• [练习要求] 请改写以下全部条目，把其中每一处“x-tick-label”都换成“x-axis-tick-label”，其余内容一律保持原样。

• [任务输入]
-=-=-=-=-
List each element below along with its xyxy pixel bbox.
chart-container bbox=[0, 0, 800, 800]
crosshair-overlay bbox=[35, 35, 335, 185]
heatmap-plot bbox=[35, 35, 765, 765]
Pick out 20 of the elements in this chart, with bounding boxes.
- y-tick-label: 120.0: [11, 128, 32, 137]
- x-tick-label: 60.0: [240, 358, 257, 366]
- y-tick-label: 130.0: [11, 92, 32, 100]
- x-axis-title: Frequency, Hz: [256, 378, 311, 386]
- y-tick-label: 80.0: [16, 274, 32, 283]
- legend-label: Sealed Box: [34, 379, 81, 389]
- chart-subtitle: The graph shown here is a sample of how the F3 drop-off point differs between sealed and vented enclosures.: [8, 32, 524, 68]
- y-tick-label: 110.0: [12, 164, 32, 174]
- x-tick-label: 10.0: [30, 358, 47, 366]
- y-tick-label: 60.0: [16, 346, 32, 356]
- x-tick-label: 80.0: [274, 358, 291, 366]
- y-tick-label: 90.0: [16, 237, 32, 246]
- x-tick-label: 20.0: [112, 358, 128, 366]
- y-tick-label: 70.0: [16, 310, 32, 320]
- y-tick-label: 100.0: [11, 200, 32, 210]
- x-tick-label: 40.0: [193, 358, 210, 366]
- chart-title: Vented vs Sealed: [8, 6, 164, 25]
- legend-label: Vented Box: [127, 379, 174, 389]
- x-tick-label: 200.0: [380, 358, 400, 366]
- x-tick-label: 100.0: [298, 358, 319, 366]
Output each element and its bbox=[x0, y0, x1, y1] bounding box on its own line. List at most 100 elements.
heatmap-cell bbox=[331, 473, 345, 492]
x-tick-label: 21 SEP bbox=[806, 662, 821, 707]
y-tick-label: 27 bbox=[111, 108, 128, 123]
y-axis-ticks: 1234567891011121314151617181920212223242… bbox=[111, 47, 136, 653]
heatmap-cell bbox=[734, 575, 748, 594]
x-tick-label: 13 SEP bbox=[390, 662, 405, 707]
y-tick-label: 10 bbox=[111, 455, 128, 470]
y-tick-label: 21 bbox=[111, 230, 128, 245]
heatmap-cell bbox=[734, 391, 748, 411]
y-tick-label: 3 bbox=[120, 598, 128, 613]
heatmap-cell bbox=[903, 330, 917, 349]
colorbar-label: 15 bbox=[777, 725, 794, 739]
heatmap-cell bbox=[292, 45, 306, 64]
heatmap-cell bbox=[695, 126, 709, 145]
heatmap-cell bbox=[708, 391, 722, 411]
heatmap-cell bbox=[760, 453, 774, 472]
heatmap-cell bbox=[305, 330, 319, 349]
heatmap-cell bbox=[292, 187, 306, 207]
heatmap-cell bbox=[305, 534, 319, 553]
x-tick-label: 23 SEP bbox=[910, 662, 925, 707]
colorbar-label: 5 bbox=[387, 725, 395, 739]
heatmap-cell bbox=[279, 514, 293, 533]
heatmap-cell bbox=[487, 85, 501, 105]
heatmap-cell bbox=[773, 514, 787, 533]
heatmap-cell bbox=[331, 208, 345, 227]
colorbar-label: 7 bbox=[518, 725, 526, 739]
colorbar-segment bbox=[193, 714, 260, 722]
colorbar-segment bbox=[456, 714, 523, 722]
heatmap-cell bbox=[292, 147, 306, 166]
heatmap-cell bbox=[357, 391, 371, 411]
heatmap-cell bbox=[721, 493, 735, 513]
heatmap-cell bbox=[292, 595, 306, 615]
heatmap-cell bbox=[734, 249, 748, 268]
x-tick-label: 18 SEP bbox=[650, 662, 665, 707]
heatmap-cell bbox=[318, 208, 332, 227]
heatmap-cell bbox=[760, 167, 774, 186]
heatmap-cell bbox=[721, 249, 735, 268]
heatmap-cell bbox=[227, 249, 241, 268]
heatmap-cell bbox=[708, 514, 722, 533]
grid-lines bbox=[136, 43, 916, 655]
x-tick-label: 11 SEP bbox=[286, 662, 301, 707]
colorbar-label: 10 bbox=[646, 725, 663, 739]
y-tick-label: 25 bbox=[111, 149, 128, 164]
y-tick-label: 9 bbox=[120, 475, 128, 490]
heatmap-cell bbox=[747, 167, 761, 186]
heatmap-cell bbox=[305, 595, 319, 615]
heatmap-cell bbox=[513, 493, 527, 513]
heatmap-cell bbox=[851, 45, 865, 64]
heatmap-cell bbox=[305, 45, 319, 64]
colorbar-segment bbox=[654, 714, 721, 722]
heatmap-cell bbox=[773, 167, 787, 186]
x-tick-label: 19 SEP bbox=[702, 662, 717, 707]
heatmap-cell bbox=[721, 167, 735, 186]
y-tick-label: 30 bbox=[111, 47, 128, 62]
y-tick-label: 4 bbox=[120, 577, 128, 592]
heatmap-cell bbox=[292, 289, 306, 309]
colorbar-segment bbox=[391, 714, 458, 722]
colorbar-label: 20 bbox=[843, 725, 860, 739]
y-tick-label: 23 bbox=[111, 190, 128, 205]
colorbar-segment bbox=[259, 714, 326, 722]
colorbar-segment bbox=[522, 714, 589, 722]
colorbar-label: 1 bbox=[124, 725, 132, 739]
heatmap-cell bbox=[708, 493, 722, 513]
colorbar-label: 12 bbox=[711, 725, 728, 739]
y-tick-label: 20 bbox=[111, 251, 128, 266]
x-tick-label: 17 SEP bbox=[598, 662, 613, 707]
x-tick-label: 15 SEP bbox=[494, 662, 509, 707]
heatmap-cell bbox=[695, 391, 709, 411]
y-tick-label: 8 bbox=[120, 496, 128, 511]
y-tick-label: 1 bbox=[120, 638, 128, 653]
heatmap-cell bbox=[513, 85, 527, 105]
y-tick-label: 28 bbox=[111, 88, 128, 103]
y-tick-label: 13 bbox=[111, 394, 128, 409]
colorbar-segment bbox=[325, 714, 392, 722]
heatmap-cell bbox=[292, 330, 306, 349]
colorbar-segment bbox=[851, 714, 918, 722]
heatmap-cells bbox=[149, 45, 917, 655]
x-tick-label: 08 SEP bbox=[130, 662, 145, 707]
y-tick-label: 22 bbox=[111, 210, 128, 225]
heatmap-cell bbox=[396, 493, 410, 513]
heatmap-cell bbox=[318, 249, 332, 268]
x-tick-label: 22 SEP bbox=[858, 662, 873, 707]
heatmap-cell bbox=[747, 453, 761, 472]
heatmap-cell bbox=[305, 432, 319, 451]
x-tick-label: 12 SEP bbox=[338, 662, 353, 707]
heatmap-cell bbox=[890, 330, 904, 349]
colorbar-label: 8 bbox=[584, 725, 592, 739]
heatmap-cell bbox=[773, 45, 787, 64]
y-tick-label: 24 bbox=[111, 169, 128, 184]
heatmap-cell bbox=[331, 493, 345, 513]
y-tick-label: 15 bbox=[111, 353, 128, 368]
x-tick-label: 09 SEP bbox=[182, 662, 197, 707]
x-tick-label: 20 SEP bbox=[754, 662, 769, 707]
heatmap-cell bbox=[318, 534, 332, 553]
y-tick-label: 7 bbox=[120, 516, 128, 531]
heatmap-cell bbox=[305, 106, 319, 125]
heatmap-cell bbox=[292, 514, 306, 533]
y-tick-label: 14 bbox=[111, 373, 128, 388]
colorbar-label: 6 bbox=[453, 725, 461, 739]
-=-=-=-=-
• [答案如下]
List each element below along with its xyxy pixel bbox.
chart-container bbox=[0, 0, 800, 800]
crosshair-overlay bbox=[35, 35, 335, 185]
heatmap-plot bbox=[35, 35, 765, 765]
Pick out 20 of the elements in this chart, with bounding boxes.
- y-tick-label: 120.0: [11, 128, 32, 137]
- x-axis-tick-label: 60.0: [240, 358, 257, 366]
- y-tick-label: 130.0: [11, 92, 32, 100]
- x-axis-title: Frequency, Hz: [256, 378, 311, 386]
- y-tick-label: 80.0: [16, 274, 32, 283]
- legend-label: Sealed Box: [34, 379, 81, 389]
- chart-subtitle: The graph shown here is a sample of how the F3 drop-off point differs between sealed and vented enclosures.: [8, 32, 524, 68]
- y-tick-label: 110.0: [12, 164, 32, 174]
- x-axis-tick-label: 10.0: [30, 358, 47, 366]
- y-tick-label: 60.0: [16, 346, 32, 356]
- x-axis-tick-label: 80.0: [274, 358, 291, 366]
- y-tick-label: 90.0: [16, 237, 32, 246]
- x-axis-tick-label: 20.0: [112, 358, 128, 366]
- y-tick-label: 70.0: [16, 310, 32, 320]
- y-tick-label: 100.0: [11, 200, 32, 210]
- x-axis-tick-label: 40.0: [193, 358, 210, 366]
- chart-title: Vented vs Sealed: [8, 6, 164, 25]
- legend-label: Vented Box: [127, 379, 174, 389]
- x-axis-tick-label: 200.0: [380, 358, 400, 366]
- x-axis-tick-label: 100.0: [298, 358, 319, 366]
Output each element and its bbox=[x0, y0, x1, y1] bounding box on its own line. List at most 100 elements.
heatmap-cell bbox=[331, 473, 345, 492]
x-axis-tick-label: 21 SEP bbox=[806, 662, 821, 707]
y-tick-label: 27 bbox=[111, 108, 128, 123]
y-axis-ticks: 1234567891011121314151617181920212223242… bbox=[111, 47, 136, 653]
heatmap-cell bbox=[734, 575, 748, 594]
x-axis-tick-label: 13 SEP bbox=[390, 662, 405, 707]
y-tick-label: 10 bbox=[111, 455, 128, 470]
y-tick-label: 21 bbox=[111, 230, 128, 245]
heatmap-cell bbox=[734, 391, 748, 411]
y-tick-label: 3 bbox=[120, 598, 128, 613]
heatmap-cell bbox=[903, 330, 917, 349]
colorbar-label: 15 bbox=[777, 725, 794, 739]
heatmap-cell bbox=[292, 45, 306, 64]
heatmap-cell bbox=[695, 126, 709, 145]
heatmap-cell bbox=[708, 391, 722, 411]
heatmap-cell bbox=[760, 453, 774, 472]
heatmap-cell bbox=[305, 330, 319, 349]
heatmap-cell bbox=[292, 187, 306, 207]
heatmap-cell bbox=[305, 534, 319, 553]
x-axis-tick-label: 23 SEP bbox=[910, 662, 925, 707]
colorbar-label: 5 bbox=[387, 725, 395, 739]
heatmap-cell bbox=[279, 514, 293, 533]
heatmap-cell bbox=[487, 85, 501, 105]
heatmap-cell bbox=[773, 514, 787, 533]
heatmap-cell bbox=[331, 208, 345, 227]
colorbar-label: 7 bbox=[518, 725, 526, 739]
colorbar-segment bbox=[193, 714, 260, 722]
colorbar-segment bbox=[456, 714, 523, 722]
heatmap-cell bbox=[292, 147, 306, 166]
heatmap-cell bbox=[357, 391, 371, 411]
heatmap-cell bbox=[721, 493, 735, 513]
heatmap-cell bbox=[292, 595, 306, 615]
heatmap-cell bbox=[734, 249, 748, 268]
x-axis-tick-label: 18 SEP bbox=[650, 662, 665, 707]
heatmap-cell bbox=[318, 208, 332, 227]
heatmap-cell bbox=[760, 167, 774, 186]
heatmap-cell bbox=[721, 249, 735, 268]
heatmap-cell bbox=[227, 249, 241, 268]
heatmap-cell bbox=[708, 514, 722, 533]
grid-lines bbox=[136, 43, 916, 655]
x-axis-tick-label: 11 SEP bbox=[286, 662, 301, 707]
colorbar-label: 10 bbox=[646, 725, 663, 739]
y-tick-label: 25 bbox=[111, 149, 128, 164]
y-tick-label: 9 bbox=[120, 475, 128, 490]
heatmap-cell bbox=[747, 167, 761, 186]
heatmap-cell bbox=[305, 595, 319, 615]
heatmap-cell bbox=[513, 493, 527, 513]
heatmap-cell bbox=[851, 45, 865, 64]
heatmap-cell bbox=[305, 45, 319, 64]
colorbar-segment bbox=[654, 714, 721, 722]
heatmap-cell bbox=[773, 167, 787, 186]
x-axis-tick-label: 19 SEP bbox=[702, 662, 717, 707]
heatmap-cell bbox=[721, 167, 735, 186]
y-tick-label: 30 bbox=[111, 47, 128, 62]
y-tick-label: 4 bbox=[120, 577, 128, 592]
heatmap-cell bbox=[292, 289, 306, 309]
colorbar-segment bbox=[391, 714, 458, 722]
colorbar-label: 20 bbox=[843, 725, 860, 739]
y-tick-label: 23 bbox=[111, 190, 128, 205]
colorbar-segment bbox=[259, 714, 326, 722]
colorbar-segment bbox=[522, 714, 589, 722]
colorbar-label: 1 bbox=[124, 725, 132, 739]
heatmap-cell bbox=[708, 493, 722, 513]
colorbar-label: 12 bbox=[711, 725, 728, 739]
y-tick-label: 20 bbox=[111, 251, 128, 266]
x-axis-tick-label: 17 SEP bbox=[598, 662, 613, 707]
x-axis-tick-label: 15 SEP bbox=[494, 662, 509, 707]
heatmap-cell bbox=[695, 391, 709, 411]
y-tick-label: 8 bbox=[120, 496, 128, 511]
y-tick-label: 1 bbox=[120, 638, 128, 653]
heatmap-cell bbox=[513, 85, 527, 105]
y-tick-label: 28 bbox=[111, 88, 128, 103]
y-tick-label: 13 bbox=[111, 394, 128, 409]
colorbar-segment bbox=[325, 714, 392, 722]
heatmap-cell bbox=[292, 330, 306, 349]
colorbar-segment bbox=[851, 714, 918, 722]
heatmap-cells bbox=[149, 45, 917, 655]
x-axis-tick-label: 08 SEP bbox=[130, 662, 145, 707]
y-tick-label: 22 bbox=[111, 210, 128, 225]
heatmap-cell bbox=[396, 493, 410, 513]
heatmap-cell bbox=[318, 249, 332, 268]
x-axis-tick-label: 22 SEP bbox=[858, 662, 873, 707]
heatmap-cell bbox=[747, 453, 761, 472]
heatmap-cell bbox=[305, 432, 319, 451]
x-axis-tick-label: 12 SEP bbox=[338, 662, 353, 707]
heatmap-cell bbox=[890, 330, 904, 349]
colorbar-label: 8 bbox=[584, 725, 592, 739]
heatmap-cell bbox=[773, 45, 787, 64]
y-tick-label: 24 bbox=[111, 169, 128, 184]
heatmap-cell bbox=[331, 493, 345, 513]
y-tick-label: 15 bbox=[111, 353, 128, 368]
x-axis-tick-label: 09 SEP bbox=[182, 662, 197, 707]
x-axis-tick-label: 20 SEP bbox=[754, 662, 769, 707]
heatmap-cell bbox=[318, 534, 332, 553]
y-tick-label: 7 bbox=[120, 516, 128, 531]
heatmap-cell bbox=[305, 106, 319, 125]
heatmap-cell bbox=[292, 514, 306, 533]
y-tick-label: 14 bbox=[111, 373, 128, 388]
colorbar-label: 6 bbox=[453, 725, 461, 739]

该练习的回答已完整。